▸ **WHAT IS BEING ASKED**
Show every line containing "name" by copying it.

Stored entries
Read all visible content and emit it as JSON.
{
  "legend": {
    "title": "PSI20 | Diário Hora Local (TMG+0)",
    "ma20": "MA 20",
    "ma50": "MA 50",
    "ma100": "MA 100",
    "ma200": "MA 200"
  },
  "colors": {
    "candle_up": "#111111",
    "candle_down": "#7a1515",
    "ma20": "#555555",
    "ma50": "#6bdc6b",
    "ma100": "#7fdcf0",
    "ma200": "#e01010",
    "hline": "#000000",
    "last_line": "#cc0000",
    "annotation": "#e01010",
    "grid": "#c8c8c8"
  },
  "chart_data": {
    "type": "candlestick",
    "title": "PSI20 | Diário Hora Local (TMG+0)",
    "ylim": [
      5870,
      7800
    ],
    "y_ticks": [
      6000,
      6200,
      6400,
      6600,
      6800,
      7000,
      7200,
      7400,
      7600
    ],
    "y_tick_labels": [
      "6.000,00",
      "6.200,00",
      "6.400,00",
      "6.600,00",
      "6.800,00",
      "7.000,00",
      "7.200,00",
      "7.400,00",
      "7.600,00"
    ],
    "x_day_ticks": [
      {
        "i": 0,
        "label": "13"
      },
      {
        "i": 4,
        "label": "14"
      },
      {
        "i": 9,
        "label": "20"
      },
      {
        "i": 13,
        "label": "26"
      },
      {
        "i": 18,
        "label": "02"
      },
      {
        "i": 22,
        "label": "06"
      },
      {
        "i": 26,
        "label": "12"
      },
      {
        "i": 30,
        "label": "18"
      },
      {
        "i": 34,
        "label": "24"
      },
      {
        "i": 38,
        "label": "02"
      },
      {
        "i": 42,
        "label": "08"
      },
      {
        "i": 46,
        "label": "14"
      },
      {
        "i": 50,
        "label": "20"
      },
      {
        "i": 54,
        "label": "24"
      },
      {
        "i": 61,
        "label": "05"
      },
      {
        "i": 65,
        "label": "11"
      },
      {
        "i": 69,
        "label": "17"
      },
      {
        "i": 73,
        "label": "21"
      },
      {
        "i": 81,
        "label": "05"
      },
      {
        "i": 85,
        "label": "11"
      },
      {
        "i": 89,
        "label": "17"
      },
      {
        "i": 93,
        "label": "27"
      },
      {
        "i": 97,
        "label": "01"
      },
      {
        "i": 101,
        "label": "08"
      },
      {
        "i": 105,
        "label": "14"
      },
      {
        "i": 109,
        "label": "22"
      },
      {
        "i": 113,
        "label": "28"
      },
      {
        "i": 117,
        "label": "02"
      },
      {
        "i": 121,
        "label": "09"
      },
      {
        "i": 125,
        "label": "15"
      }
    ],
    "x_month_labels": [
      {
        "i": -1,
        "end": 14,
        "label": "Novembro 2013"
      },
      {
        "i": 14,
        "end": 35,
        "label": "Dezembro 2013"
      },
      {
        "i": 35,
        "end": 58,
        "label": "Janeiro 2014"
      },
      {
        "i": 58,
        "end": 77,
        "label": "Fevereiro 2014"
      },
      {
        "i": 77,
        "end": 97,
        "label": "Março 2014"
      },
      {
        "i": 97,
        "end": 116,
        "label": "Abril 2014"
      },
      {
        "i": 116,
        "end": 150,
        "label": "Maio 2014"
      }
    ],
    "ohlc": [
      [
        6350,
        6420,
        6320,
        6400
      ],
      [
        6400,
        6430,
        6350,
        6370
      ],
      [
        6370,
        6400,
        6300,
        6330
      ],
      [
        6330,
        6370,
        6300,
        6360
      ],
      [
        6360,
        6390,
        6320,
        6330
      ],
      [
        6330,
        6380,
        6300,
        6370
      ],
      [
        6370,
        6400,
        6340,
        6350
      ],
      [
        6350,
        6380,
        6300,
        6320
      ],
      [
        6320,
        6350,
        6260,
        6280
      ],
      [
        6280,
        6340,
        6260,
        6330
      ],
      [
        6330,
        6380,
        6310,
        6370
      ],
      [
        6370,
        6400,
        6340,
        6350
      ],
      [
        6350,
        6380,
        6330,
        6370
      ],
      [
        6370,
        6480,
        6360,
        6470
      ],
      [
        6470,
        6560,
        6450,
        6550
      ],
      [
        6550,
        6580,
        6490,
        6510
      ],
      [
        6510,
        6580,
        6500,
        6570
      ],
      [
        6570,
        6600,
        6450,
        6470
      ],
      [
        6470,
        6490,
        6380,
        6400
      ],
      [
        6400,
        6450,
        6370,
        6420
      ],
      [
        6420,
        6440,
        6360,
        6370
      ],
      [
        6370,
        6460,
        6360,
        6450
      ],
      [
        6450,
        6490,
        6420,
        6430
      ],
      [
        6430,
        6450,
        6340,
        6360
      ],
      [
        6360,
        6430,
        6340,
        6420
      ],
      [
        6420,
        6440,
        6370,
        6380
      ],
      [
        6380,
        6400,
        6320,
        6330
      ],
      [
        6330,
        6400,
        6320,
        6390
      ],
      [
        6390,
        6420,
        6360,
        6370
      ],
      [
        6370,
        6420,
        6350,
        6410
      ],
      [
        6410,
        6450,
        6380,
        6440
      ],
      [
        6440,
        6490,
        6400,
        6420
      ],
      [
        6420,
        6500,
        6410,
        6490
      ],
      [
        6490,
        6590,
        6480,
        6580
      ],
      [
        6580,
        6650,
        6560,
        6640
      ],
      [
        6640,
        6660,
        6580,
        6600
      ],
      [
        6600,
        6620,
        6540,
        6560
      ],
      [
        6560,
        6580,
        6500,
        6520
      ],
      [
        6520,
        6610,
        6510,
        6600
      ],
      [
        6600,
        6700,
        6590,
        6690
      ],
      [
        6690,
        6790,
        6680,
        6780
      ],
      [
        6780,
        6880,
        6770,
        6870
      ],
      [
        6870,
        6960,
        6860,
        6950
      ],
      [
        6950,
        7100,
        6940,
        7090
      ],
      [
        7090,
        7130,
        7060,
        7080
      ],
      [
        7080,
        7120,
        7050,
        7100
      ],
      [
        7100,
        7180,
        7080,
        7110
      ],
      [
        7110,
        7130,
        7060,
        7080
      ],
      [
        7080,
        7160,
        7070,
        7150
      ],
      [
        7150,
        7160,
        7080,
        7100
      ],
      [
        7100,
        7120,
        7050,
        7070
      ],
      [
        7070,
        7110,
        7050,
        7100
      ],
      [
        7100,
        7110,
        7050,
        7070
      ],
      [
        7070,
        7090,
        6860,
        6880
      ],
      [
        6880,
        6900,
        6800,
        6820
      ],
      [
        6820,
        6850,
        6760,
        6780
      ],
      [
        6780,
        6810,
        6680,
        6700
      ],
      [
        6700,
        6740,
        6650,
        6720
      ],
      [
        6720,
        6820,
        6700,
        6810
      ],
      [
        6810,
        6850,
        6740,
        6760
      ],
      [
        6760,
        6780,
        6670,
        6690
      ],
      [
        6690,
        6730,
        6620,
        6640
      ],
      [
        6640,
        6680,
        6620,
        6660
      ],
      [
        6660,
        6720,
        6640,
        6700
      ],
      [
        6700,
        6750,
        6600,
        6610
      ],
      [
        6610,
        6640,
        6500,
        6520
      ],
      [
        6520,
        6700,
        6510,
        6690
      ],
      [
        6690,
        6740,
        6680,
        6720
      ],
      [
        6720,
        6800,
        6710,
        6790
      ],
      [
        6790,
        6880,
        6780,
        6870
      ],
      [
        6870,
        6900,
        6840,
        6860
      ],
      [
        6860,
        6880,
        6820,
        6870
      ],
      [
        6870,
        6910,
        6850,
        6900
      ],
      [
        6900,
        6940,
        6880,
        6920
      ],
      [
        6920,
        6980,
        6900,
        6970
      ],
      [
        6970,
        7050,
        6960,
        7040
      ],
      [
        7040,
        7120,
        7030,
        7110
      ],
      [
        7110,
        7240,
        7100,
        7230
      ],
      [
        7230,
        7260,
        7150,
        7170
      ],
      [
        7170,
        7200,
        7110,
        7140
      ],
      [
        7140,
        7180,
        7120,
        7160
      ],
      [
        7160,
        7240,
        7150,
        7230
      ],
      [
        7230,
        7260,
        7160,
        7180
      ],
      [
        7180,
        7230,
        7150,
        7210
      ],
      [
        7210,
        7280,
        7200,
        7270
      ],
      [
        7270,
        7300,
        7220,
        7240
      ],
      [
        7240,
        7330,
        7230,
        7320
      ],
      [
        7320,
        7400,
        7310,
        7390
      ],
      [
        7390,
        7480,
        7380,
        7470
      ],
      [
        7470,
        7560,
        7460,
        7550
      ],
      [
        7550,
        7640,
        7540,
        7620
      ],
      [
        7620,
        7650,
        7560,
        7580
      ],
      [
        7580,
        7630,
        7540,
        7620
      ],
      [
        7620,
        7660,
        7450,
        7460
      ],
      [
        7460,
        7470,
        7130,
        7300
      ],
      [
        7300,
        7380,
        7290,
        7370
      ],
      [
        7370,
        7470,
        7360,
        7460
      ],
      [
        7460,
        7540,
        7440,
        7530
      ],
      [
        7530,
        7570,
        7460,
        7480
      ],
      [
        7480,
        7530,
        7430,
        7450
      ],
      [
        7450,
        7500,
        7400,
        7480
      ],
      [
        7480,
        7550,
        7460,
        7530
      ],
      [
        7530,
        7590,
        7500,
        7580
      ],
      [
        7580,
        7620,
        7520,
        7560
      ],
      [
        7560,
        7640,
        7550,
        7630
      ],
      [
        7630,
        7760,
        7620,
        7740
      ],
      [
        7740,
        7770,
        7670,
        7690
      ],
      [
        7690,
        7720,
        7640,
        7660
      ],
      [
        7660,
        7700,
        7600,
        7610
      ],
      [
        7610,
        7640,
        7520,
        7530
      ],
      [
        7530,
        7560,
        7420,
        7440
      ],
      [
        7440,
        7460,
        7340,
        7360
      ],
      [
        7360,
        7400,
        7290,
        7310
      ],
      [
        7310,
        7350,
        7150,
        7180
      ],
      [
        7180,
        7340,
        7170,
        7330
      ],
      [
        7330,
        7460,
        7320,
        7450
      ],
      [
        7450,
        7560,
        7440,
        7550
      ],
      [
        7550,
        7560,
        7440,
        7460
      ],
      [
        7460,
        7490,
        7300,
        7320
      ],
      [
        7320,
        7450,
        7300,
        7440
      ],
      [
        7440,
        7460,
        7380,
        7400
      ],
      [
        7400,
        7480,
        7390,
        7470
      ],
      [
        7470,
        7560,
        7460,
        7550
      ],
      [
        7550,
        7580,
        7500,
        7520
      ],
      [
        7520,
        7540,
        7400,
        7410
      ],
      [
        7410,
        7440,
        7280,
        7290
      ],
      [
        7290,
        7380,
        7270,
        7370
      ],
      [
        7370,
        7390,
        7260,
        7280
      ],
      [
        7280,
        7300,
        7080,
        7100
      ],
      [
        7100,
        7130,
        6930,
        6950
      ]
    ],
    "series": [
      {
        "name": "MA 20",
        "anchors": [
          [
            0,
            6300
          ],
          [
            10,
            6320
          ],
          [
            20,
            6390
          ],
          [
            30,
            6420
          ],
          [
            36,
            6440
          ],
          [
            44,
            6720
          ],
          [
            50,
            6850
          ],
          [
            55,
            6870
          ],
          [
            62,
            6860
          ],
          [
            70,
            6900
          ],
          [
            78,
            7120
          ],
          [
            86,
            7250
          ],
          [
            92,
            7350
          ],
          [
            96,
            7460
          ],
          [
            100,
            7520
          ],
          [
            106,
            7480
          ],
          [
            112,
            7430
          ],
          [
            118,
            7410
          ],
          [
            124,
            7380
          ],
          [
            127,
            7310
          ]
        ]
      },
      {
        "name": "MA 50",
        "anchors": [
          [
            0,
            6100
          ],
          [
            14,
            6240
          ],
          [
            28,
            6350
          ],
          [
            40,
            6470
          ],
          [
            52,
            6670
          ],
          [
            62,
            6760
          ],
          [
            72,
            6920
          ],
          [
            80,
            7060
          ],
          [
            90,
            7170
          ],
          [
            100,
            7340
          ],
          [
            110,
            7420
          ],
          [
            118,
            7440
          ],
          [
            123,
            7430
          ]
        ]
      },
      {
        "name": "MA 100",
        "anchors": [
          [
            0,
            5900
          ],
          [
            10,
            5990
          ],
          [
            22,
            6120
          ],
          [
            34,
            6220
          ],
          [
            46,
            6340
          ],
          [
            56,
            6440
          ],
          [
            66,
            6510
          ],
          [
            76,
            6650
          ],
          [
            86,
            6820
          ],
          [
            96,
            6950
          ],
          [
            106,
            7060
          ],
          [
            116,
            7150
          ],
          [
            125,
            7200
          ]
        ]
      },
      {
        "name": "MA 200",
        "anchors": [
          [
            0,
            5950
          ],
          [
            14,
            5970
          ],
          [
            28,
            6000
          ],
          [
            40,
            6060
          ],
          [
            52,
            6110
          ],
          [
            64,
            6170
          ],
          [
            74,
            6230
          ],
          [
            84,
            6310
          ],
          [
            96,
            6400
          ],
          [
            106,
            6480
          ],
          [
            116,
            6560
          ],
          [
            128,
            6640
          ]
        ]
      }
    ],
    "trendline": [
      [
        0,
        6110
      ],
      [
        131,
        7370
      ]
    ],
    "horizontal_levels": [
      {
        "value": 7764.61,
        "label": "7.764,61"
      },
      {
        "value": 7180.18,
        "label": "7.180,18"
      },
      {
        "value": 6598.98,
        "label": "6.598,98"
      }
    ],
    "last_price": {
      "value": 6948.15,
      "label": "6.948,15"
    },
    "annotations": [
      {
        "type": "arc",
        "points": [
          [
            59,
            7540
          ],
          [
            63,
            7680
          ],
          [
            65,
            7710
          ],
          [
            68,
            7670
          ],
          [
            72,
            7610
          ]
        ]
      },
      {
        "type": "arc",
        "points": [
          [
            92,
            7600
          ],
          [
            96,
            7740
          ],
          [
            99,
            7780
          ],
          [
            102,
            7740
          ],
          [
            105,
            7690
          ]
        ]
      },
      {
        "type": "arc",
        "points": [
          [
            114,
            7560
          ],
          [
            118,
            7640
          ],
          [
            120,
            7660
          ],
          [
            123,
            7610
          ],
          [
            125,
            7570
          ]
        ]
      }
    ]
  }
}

▸ **EXERCISE RESPONSE**
        "name": "MA 20",
        "name": "MA 50",
        "name": "MA 100",
        "name": "MA 200",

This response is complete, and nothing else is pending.